# BRIEF:
Locate every line in the records below that holds the word "text" and return each one.

# THE DATA:
· · · · · · ·

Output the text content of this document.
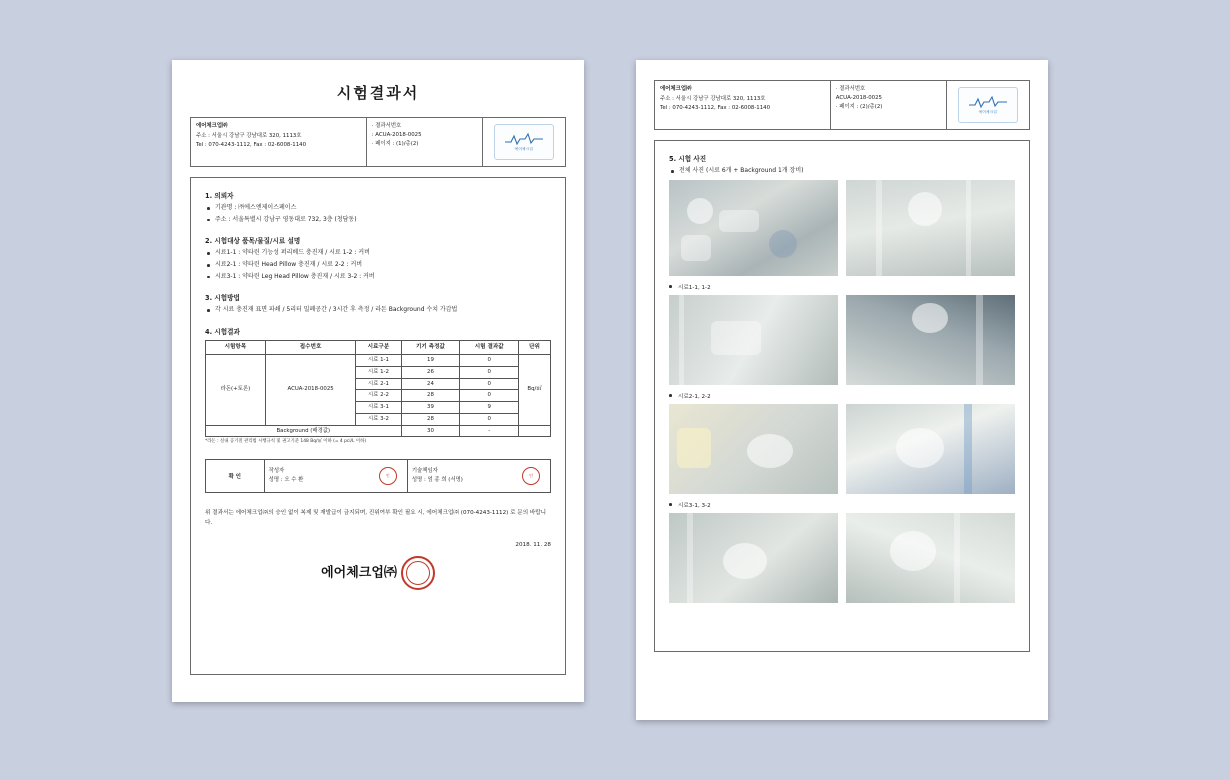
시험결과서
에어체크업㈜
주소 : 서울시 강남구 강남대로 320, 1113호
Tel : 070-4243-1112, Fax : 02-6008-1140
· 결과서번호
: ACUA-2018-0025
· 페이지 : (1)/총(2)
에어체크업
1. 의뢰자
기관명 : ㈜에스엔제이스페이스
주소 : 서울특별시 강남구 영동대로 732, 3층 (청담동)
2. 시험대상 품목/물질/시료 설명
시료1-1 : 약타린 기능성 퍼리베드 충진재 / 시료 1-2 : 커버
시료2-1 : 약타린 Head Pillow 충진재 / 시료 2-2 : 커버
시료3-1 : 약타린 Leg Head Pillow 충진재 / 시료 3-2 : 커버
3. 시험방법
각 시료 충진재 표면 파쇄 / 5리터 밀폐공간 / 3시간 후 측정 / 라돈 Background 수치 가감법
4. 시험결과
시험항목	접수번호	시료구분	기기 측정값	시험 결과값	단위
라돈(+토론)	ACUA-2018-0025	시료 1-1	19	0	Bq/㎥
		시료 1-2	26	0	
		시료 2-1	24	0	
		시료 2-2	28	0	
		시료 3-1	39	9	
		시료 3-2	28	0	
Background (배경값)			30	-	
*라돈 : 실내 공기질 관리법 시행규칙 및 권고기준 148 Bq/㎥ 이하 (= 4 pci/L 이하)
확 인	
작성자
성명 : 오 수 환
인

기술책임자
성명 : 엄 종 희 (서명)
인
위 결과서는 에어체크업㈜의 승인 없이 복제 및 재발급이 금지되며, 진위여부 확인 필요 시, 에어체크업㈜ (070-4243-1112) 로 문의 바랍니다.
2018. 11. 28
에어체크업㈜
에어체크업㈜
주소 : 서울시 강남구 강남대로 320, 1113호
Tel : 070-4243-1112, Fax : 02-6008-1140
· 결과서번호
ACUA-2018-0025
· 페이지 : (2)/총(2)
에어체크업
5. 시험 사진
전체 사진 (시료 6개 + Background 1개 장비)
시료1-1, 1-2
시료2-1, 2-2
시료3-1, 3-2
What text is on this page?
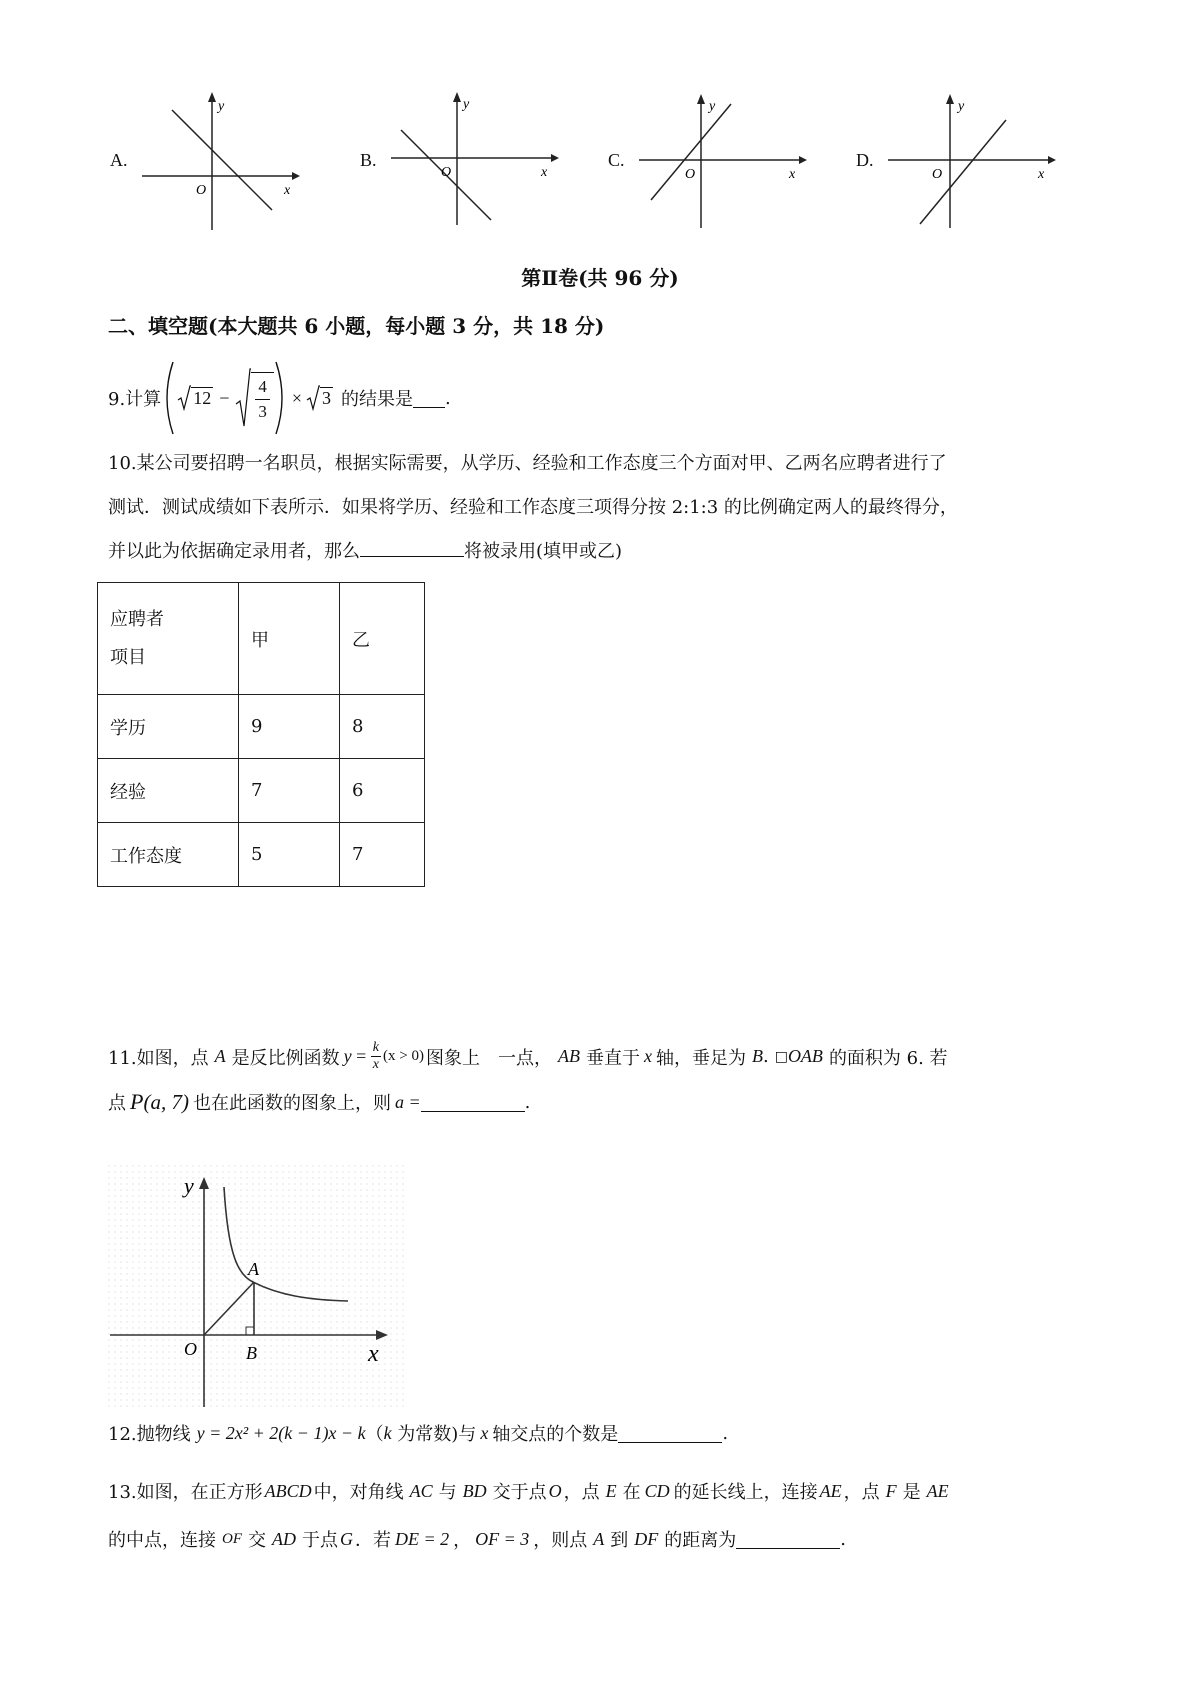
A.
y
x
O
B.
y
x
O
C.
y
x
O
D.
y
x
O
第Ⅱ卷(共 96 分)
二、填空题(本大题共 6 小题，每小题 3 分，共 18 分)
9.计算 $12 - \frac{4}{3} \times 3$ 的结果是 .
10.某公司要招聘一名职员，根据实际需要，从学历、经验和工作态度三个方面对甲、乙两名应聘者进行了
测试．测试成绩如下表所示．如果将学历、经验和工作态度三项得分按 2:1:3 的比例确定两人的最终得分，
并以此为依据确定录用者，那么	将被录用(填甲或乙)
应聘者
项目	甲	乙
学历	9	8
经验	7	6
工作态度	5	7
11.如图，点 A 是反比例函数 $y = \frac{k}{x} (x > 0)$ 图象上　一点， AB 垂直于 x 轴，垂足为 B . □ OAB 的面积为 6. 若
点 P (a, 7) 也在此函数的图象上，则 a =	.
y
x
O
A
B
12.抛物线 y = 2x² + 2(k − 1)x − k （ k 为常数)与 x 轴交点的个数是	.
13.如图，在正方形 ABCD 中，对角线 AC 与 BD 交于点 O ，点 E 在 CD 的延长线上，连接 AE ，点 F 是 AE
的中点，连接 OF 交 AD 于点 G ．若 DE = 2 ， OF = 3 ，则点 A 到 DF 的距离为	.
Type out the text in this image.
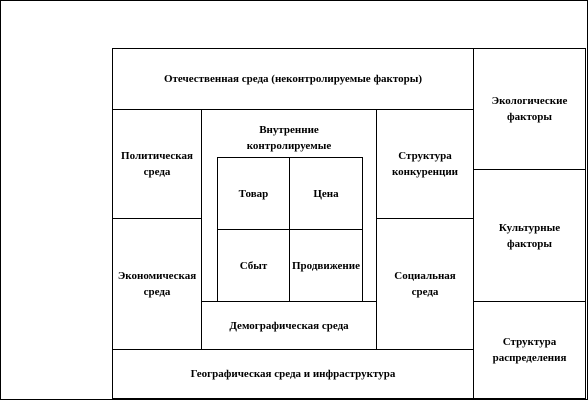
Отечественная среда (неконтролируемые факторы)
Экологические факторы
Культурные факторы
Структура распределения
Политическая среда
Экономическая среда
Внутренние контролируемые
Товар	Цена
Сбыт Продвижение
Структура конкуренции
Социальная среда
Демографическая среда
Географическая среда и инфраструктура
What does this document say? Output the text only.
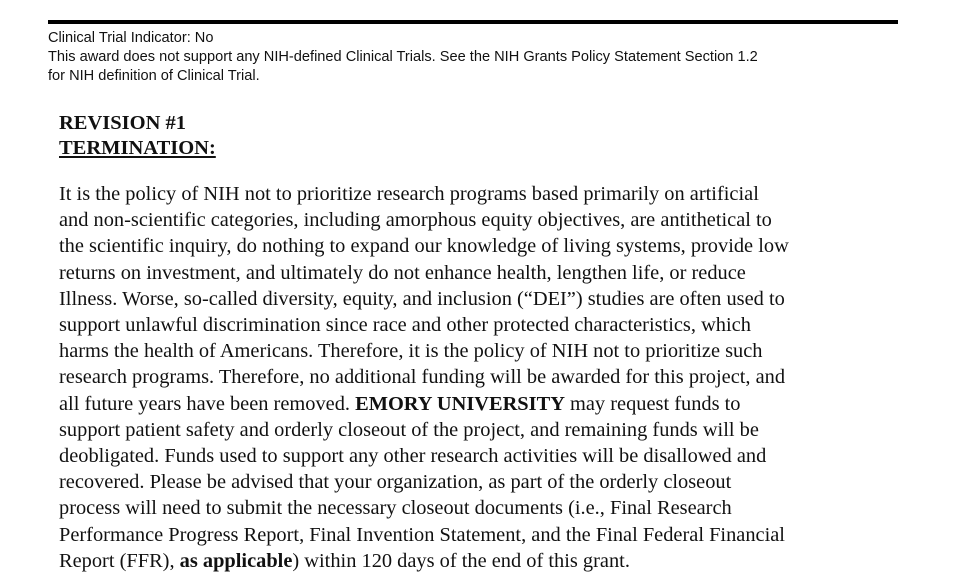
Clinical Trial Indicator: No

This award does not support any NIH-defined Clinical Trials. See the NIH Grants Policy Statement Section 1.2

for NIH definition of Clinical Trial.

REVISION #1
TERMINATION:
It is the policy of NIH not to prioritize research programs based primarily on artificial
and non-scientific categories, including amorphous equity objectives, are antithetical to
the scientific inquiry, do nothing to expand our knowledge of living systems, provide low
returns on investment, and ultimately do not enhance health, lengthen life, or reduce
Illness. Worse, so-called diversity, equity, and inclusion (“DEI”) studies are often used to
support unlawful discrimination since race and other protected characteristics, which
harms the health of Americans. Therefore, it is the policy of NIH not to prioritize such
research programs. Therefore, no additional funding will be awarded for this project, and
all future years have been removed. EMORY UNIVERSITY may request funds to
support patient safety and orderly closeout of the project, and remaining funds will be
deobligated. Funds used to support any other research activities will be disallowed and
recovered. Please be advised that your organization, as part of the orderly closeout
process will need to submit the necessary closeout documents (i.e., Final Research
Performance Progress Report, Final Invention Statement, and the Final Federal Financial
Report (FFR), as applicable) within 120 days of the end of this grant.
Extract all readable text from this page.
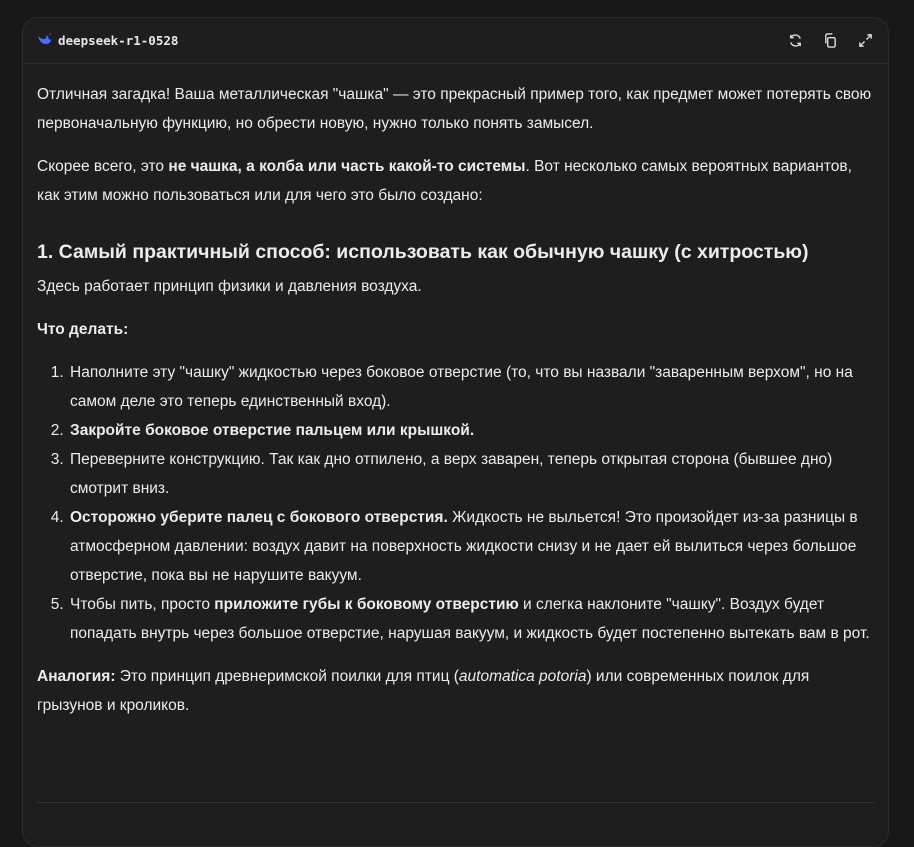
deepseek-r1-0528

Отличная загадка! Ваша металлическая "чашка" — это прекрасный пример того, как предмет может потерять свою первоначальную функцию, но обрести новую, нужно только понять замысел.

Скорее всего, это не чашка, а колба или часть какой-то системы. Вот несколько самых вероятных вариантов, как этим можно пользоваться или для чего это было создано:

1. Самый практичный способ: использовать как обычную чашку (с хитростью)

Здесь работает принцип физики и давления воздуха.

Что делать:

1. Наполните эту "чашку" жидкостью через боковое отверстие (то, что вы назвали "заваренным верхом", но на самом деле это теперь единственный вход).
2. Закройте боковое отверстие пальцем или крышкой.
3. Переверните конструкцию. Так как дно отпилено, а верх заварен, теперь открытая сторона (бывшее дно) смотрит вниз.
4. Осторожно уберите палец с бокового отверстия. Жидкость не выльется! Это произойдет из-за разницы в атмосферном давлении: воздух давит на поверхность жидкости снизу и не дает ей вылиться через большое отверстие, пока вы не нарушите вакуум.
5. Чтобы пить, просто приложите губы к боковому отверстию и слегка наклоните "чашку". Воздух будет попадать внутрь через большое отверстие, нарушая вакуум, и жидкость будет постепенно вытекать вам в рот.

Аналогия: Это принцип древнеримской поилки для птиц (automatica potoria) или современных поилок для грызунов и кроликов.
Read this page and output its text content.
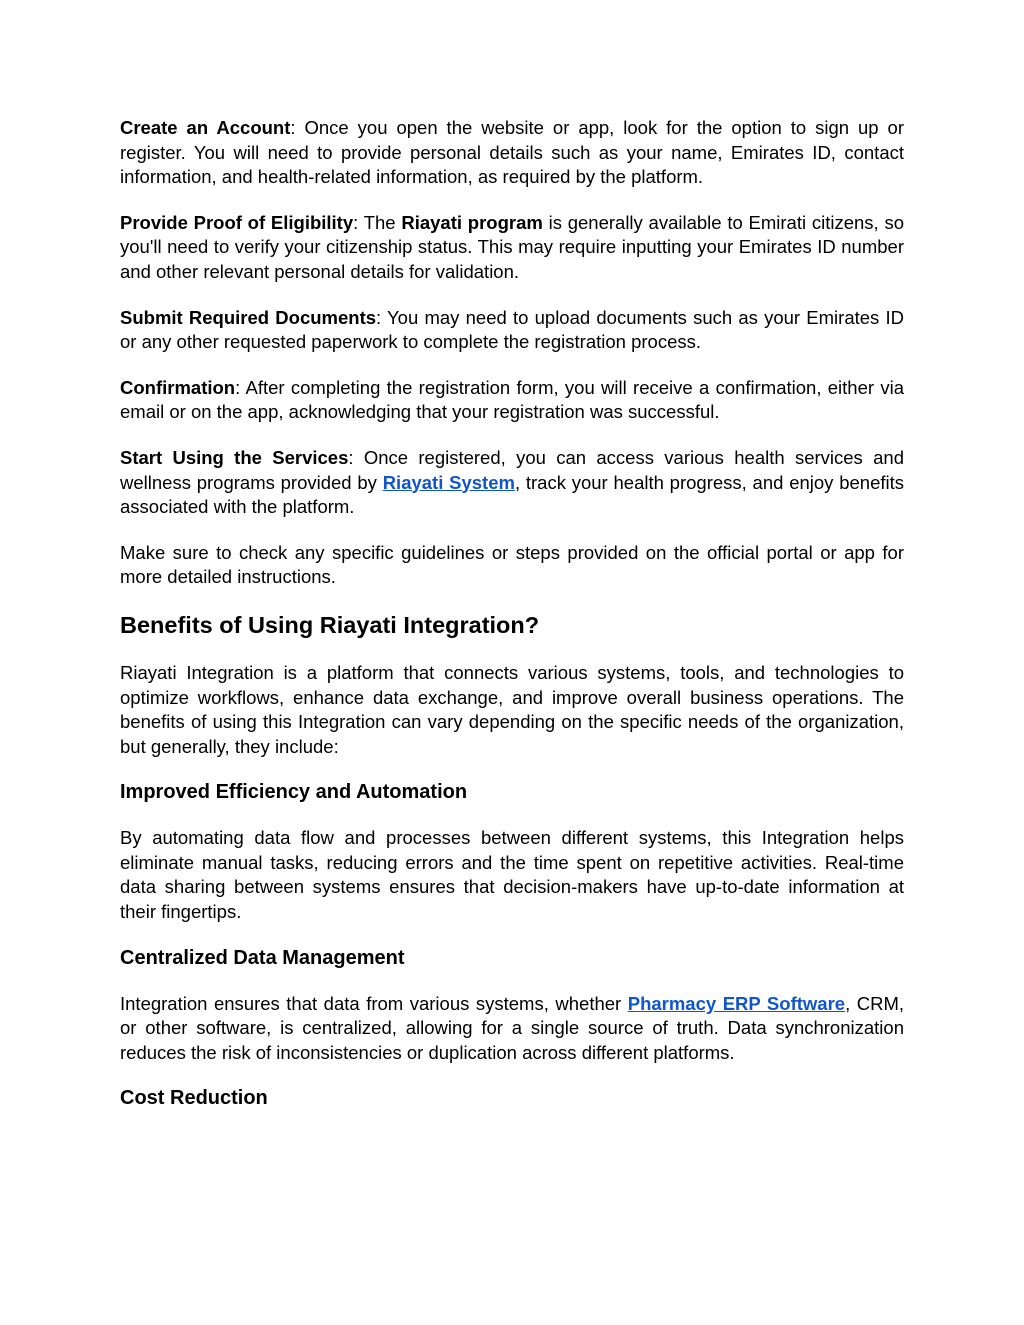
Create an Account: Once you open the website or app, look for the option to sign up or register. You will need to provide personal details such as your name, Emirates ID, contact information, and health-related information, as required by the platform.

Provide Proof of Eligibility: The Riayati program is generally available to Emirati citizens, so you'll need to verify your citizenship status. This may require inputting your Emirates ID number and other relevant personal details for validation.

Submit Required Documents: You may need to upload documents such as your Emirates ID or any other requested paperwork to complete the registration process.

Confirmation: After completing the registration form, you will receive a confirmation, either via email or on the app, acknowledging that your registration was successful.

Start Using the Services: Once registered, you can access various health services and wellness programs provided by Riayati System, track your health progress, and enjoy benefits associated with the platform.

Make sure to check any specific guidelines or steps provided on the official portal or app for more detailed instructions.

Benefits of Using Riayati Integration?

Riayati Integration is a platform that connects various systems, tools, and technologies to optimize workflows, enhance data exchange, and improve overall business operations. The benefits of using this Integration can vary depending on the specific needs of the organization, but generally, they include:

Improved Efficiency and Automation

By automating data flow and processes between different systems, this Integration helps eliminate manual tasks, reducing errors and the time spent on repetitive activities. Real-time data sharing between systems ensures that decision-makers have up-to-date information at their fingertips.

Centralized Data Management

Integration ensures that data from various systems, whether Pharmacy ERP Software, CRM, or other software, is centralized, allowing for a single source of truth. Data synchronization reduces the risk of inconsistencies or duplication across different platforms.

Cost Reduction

· · · · · · ·

# TASK RESPONSE:
Output the text content of this document.
What text is on this page?
Type out the text in this image.
What does this document say? Output the text only.
Extract all readable text from this page.
Read this page and output its text content.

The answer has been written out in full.